### WRITTEN PROBLEM A:
List every .txt file name that appears in the Twitter sentiment notebook.
### WRITTEN PROBLEM B:
Copy the section of the Twitter sentiment notebook starting at "## Step 2: Build" and ending at "print(w2v_model)".

### SOURCE:
(begin)

# Twitter Sentiment Classification - Version 1

In [1]:
import os 
import pandas as pd
import numpy as np

from sklearn.model_selection import train_test_split

import gensim
import Cython

import torch
import torch.nn as nn
import torch.nn.functional as F
from torch.autograd import Variable
from torch.utils.data import TensorDataset, DataLoader

from helpers import *
from data import create_csv_submission

## Step 1: Load tweets

In [2]:
DATA_PATH = '../twitter-datasets/'
TRAIN_NEG_PATH = os.path.join(DATA_PATH, 'train_neg.txt') # 100'000 negative tweets
TRAIN_POS_PATH = os.path.join(DATA_PATH, 'train_pos.txt') # 100'000 positive tweets
#TRAIN_NEG_PATH = os.path.join(DATA_PATH, 'train_neg_full.txt') # 2'500'000 negative tweets
#TRAIN_POS_PATH = os.path.join(DATA_PATH, 'train_pos_full.txt') # 2'500'000 positive tweets
TEST_PATH = os.path.join(DATA_PATH, 'test_data.txt')

In [3]:
x_text_train, y_train_full = load_data_and_labels(TRAIN_POS_PATH, TRAIN_NEG_PATH)

In [4]:
x_text_test = load_test_data(TEST_PATH)

## Step 2: Build word2vec vocabulary

In [5]:
vector_length = 100
w2v_model = gensim.models.Word2Vec(x_text_train + x_text_test, min_count=1, workers=4, size=vector_length)

In [6]:
print(w2v_model)

(end)

### STORED ROWS:
(begin)

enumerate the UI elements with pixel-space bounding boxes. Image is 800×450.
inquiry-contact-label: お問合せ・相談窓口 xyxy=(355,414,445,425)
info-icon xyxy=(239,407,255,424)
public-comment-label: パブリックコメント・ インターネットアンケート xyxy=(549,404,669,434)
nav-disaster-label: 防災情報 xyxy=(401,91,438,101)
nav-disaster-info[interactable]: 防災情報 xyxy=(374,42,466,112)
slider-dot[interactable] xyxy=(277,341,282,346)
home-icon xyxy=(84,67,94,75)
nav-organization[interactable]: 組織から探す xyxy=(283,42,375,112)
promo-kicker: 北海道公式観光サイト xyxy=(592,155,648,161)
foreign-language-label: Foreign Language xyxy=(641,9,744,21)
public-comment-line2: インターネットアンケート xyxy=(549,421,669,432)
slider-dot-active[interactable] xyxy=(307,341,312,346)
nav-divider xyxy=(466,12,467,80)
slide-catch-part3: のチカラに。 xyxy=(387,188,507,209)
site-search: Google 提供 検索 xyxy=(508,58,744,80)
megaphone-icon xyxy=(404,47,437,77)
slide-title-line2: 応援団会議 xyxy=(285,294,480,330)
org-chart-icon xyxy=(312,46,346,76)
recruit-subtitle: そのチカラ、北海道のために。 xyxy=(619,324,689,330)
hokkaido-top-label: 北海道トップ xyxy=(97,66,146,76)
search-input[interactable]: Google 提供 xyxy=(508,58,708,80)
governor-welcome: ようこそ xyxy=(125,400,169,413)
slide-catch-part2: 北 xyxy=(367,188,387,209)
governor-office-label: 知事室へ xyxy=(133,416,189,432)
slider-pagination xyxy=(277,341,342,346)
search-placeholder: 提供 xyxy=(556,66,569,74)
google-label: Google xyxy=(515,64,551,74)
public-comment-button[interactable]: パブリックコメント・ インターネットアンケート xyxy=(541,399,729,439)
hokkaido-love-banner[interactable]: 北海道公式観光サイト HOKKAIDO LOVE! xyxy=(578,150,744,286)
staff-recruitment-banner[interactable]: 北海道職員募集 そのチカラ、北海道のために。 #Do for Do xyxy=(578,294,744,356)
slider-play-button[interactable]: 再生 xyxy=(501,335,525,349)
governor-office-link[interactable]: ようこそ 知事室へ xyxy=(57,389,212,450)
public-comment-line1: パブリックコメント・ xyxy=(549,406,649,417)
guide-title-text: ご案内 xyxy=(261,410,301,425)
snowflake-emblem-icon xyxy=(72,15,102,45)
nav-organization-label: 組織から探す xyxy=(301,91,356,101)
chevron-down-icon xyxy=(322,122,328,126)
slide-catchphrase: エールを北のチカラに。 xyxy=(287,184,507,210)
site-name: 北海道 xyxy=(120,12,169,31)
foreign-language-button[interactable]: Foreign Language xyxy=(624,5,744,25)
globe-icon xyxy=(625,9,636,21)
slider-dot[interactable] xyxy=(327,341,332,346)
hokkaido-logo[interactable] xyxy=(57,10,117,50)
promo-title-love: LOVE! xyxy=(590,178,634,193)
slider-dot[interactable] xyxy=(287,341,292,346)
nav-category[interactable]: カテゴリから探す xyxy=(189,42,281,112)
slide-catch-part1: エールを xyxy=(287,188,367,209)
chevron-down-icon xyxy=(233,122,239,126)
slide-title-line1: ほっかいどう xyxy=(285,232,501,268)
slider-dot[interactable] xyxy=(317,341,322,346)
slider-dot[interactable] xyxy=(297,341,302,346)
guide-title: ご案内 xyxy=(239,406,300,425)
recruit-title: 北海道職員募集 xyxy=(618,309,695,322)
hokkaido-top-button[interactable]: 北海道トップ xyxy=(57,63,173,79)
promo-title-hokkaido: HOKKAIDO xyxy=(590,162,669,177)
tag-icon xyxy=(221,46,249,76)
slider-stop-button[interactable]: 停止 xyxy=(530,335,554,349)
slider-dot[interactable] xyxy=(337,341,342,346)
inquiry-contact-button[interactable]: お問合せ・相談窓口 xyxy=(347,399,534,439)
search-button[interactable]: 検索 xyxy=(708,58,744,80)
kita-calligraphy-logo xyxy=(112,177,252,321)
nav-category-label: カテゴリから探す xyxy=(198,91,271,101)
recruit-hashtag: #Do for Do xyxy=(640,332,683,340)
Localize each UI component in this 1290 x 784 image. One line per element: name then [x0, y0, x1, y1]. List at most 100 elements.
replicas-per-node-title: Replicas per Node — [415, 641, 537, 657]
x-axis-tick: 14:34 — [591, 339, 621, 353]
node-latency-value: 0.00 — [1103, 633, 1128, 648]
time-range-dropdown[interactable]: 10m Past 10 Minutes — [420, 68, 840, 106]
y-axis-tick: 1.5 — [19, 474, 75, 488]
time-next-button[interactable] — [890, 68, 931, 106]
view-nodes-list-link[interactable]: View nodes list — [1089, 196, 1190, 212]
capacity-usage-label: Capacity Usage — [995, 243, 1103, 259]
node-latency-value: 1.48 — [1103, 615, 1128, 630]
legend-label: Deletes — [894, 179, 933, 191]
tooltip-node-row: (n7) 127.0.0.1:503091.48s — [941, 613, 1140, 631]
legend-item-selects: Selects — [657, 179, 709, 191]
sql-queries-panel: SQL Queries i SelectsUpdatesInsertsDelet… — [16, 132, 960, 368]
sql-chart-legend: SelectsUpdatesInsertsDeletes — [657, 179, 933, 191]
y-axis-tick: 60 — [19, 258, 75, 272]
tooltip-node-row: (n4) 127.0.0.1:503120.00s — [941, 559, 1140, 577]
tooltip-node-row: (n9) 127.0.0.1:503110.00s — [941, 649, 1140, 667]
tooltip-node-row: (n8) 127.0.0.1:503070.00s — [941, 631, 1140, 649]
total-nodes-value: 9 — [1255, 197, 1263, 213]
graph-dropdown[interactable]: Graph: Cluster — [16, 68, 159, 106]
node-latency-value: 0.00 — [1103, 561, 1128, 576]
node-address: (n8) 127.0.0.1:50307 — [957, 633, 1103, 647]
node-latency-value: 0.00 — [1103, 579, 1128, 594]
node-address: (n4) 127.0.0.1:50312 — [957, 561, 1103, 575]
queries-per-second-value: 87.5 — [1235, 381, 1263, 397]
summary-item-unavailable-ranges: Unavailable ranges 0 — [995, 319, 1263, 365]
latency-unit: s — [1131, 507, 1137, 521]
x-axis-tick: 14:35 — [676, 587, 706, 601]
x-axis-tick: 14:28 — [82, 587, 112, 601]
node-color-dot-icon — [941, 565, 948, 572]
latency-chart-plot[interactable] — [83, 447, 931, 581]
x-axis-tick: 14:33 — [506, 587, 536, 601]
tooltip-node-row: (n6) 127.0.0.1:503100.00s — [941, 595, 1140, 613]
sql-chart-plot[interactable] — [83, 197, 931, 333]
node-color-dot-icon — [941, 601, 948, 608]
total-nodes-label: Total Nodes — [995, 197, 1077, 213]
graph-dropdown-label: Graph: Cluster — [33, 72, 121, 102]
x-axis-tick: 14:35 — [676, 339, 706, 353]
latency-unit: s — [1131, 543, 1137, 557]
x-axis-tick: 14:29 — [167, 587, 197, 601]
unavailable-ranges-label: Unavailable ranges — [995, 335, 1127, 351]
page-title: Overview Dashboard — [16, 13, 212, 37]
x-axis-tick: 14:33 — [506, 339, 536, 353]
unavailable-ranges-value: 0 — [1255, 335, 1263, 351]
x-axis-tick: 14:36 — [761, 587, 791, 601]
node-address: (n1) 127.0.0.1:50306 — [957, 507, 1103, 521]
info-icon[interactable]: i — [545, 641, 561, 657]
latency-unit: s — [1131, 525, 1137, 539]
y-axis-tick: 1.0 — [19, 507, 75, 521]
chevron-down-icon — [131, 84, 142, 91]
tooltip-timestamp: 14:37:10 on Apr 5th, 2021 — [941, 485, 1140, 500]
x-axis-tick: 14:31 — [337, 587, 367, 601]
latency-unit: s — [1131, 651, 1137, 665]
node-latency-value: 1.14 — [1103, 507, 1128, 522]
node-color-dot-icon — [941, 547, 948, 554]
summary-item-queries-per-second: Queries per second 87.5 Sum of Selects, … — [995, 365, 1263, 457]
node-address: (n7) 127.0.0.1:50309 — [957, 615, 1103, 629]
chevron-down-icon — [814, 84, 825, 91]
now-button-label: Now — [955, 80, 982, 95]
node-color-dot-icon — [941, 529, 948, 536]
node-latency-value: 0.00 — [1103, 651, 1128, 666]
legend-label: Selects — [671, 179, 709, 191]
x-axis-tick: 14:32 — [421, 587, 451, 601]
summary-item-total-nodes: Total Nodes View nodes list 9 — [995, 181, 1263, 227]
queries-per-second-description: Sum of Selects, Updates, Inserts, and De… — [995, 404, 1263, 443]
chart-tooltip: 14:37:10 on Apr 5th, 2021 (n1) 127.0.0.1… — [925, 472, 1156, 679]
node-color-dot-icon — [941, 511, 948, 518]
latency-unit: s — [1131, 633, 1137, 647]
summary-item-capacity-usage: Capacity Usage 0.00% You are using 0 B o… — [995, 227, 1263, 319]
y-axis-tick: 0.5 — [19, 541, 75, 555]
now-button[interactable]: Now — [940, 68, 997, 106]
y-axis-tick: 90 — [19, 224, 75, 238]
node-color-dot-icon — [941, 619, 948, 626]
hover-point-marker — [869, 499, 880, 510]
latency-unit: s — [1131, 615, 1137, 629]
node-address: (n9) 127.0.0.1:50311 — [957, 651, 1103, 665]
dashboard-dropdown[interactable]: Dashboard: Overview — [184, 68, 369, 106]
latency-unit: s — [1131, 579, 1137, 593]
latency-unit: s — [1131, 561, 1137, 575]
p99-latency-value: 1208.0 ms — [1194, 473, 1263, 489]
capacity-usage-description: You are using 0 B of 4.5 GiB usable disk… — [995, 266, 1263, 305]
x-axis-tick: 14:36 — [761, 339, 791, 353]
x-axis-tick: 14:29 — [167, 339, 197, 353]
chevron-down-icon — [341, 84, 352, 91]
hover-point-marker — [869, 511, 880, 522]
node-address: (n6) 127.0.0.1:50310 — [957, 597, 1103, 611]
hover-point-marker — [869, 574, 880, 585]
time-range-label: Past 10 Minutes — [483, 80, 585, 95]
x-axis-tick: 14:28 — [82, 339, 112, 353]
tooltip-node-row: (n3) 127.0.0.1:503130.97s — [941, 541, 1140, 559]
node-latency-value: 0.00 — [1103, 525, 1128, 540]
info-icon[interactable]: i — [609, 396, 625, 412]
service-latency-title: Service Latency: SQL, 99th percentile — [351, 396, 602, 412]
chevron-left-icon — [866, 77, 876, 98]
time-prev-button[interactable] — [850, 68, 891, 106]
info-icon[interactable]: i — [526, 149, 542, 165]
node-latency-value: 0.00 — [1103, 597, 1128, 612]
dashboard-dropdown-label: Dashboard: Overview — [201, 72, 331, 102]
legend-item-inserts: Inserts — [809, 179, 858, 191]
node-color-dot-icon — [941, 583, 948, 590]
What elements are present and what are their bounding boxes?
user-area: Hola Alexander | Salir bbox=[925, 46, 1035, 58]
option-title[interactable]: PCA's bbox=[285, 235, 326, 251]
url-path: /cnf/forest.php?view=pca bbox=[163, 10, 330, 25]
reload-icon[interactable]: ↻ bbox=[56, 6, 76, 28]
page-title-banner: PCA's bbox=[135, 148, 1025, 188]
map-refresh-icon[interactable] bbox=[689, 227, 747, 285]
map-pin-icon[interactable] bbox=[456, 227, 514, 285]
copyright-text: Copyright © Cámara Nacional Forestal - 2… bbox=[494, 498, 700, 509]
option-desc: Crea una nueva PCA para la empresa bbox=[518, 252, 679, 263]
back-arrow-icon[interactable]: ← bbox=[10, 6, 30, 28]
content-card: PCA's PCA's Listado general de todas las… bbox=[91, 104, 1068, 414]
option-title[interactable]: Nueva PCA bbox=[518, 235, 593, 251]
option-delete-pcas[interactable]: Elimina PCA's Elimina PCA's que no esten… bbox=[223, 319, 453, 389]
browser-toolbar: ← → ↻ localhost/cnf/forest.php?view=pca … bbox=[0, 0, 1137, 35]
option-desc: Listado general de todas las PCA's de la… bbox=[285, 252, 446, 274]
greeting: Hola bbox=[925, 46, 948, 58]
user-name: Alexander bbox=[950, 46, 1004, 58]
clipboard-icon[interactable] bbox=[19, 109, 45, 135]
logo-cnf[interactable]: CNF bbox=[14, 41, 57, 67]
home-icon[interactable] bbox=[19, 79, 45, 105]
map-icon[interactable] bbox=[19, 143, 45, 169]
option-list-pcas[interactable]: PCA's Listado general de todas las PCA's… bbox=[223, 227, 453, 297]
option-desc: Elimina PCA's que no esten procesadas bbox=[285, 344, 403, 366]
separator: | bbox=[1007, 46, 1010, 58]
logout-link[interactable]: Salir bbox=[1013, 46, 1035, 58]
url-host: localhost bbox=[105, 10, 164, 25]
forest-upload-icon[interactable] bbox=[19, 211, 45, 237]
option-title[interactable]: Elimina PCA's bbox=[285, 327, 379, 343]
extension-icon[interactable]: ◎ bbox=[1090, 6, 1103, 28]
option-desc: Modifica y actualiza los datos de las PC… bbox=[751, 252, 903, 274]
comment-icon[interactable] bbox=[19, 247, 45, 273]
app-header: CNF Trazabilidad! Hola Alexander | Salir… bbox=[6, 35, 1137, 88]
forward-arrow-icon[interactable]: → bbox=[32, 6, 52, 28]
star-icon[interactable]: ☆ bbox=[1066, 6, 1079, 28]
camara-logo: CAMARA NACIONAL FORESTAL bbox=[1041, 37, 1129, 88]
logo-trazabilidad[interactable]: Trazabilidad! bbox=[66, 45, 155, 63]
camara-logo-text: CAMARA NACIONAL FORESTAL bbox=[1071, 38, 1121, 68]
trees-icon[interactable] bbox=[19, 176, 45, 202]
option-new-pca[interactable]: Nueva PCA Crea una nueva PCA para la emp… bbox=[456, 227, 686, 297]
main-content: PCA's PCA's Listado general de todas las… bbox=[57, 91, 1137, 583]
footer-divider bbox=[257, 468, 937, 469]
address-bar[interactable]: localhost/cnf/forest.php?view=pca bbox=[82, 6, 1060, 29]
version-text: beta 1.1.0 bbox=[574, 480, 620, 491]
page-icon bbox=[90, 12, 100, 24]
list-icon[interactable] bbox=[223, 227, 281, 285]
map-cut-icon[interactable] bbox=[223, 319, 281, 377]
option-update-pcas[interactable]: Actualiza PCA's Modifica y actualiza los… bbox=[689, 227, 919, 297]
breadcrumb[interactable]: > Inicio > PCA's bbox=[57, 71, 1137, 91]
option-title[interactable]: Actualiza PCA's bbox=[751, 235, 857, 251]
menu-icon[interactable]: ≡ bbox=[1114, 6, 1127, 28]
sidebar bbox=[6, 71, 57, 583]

(end)

### WRITTEN REPLY A:
train_neg.txt, train_pos.txt, train_neg_full.txt, train_pos_full.txt, test_data.txt

### WRITTEN REPLY B:
## Step 2: Build word2vec vocabulary

In [5]:
vector_length = 100
w2v_model = gensim.models.Word2Vec(x_text_train + x_text_test, min_count=1, workers=4, size=vector_length)

In [6]:
print(w2v_model)